What this task involves: Reproduce word for word the passage of the forum thread about consoles going digital that begins at the words "Is console going" and stops after the words "future of console.".

Page:

Is console going digital?

thehotsung8701A

Senior member
May 18, 2015
584
1
0
There probably very few of us or the old school gamer that want hard copy physical disc and dvd case. I am one of the last of a dying breed. It is the reason why I'm moving to console because PC is all digital now. However I am worry that this might be a mistake. Microsoft seem to not care about physical retail copy anymore. Forza 6 ultimate edition is all digital and I worry about the future of console.

I do care if they go digital, however do you guys think that before the end of both the PS4 and X1 life cycle, that they will still produce physical copy because digital copy would make places like Gamestop, Best Buy, Walmart, Target, K-mart irrelevant. I love to have a collection of game that I never could have had as a kid due to being born in a poor family. I don't want to see console go digital even though their are pro but I think for me the con just simply out-weight it.

There a reason why there still lot of people that prefer physical books to digital books.

What do you guys think? Will physical copy still remain for the duration of both the PS4 and X1 life cycle?
 

ImpulsE69

Lifer
Jan 8, 2010
14,946
1,077
126
Yes, console is going digital. They haven't stopped physical, but the day is coming.
 

smackababy

Lifer
Oct 30, 2008
27,024
79
86
Yes, console is going digital. They haven't stopped physical, but the day is coming.

I think it will end up like PC, where physical still exists, but only to install the files, not actually play the game.

People cried about Steam like it was the end of the world in 2005. It is 10 years later and we still get people crying about it, despite it having been shown a superior delivery method.
 

ImpulsE69

Lifer
Jan 8, 2010
14,946
1,077
126
I think for the masses all digital console will have more overall impact than with PC gamers. PC gamers were already used to not being able to return or trade in games (for the most part).

While they've been edging this way for awhile in the console world, it is going to be a rude awakening that your many games are worth pretty much zero once the next gen arrives.

Maybe not though...
 

purbeast0

No Lifer
Sep 13, 2001
53,638
6,521
126
if consoles went all digital, they'd lose about 90% of their customers, so i don't see it coming any time soon.

(yes i completely made that number up, but you're delusional if you think the majority of people download games over purchasing physical discs)
 

thehotsung8701A

Senior member
May 18, 2015
584
1
0
if consoles went all digital, they'd lose about 90% of their customers, so i don't see it coming any time soon.

Records drawn from a collection:
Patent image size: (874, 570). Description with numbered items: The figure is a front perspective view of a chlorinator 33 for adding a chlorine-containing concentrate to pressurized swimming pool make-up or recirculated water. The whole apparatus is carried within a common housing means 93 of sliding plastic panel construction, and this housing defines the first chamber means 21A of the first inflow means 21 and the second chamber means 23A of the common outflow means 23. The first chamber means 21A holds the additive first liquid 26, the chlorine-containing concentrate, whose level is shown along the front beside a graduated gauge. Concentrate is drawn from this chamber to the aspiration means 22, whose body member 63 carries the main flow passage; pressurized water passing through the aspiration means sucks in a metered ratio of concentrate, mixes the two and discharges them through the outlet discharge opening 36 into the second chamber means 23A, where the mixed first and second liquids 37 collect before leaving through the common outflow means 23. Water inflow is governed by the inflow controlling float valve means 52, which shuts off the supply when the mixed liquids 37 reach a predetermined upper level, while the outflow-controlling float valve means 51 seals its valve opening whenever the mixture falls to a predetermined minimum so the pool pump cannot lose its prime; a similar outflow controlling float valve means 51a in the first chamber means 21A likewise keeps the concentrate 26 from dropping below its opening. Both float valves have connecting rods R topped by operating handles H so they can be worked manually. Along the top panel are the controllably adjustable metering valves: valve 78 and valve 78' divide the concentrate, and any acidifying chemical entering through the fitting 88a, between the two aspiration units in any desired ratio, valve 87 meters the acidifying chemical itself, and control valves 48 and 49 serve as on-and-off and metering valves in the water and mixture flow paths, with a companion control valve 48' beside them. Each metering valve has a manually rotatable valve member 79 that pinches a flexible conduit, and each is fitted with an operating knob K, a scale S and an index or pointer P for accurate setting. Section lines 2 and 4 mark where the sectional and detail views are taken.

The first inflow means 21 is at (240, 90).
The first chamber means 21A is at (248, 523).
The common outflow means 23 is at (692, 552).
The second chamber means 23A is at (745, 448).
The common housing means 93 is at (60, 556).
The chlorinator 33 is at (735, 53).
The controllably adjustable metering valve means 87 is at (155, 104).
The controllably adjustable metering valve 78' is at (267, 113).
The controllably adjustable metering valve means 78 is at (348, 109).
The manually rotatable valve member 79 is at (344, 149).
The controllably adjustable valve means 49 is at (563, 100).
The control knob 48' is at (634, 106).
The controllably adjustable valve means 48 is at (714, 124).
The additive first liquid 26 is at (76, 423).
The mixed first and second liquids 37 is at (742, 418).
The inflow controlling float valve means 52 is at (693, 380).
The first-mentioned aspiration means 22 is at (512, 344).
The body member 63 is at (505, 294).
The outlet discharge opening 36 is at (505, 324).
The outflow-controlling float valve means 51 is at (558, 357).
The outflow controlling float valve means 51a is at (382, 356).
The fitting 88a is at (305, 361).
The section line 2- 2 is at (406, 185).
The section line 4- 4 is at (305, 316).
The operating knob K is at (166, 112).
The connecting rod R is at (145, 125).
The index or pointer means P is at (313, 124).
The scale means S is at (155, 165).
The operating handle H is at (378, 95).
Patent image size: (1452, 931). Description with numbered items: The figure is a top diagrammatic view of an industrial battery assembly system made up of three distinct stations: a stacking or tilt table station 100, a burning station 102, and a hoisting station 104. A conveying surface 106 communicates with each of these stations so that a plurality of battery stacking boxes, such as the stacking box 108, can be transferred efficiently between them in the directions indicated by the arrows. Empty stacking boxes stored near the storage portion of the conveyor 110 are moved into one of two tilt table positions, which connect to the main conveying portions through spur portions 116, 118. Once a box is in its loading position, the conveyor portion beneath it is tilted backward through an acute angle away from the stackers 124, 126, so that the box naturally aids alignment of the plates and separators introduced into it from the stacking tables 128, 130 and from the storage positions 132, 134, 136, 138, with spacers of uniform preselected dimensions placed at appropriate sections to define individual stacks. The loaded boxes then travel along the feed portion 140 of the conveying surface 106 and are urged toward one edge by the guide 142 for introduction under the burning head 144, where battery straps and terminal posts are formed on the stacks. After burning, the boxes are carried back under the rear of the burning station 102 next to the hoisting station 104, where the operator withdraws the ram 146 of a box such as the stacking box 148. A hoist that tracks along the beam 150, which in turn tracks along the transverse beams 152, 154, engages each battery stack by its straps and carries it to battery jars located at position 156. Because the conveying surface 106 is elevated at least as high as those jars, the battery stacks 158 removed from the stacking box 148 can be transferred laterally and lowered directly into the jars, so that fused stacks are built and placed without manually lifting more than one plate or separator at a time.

Response to this exercise:
Is console going digital?

thehotsung8701A

Senior member
May 18, 2015
584
1
0
There probably very few of us or the old school gamer that want hard copy physical disc and dvd case. I am one of the last of a dying breed. It is the reason why I'm moving to console because PC is all digital now. However I am worry that this might be a mistake. Microsoft seem to not care about physical retail copy anymore. Forza 6 ultimate edition is all digital and I worry about the future of console.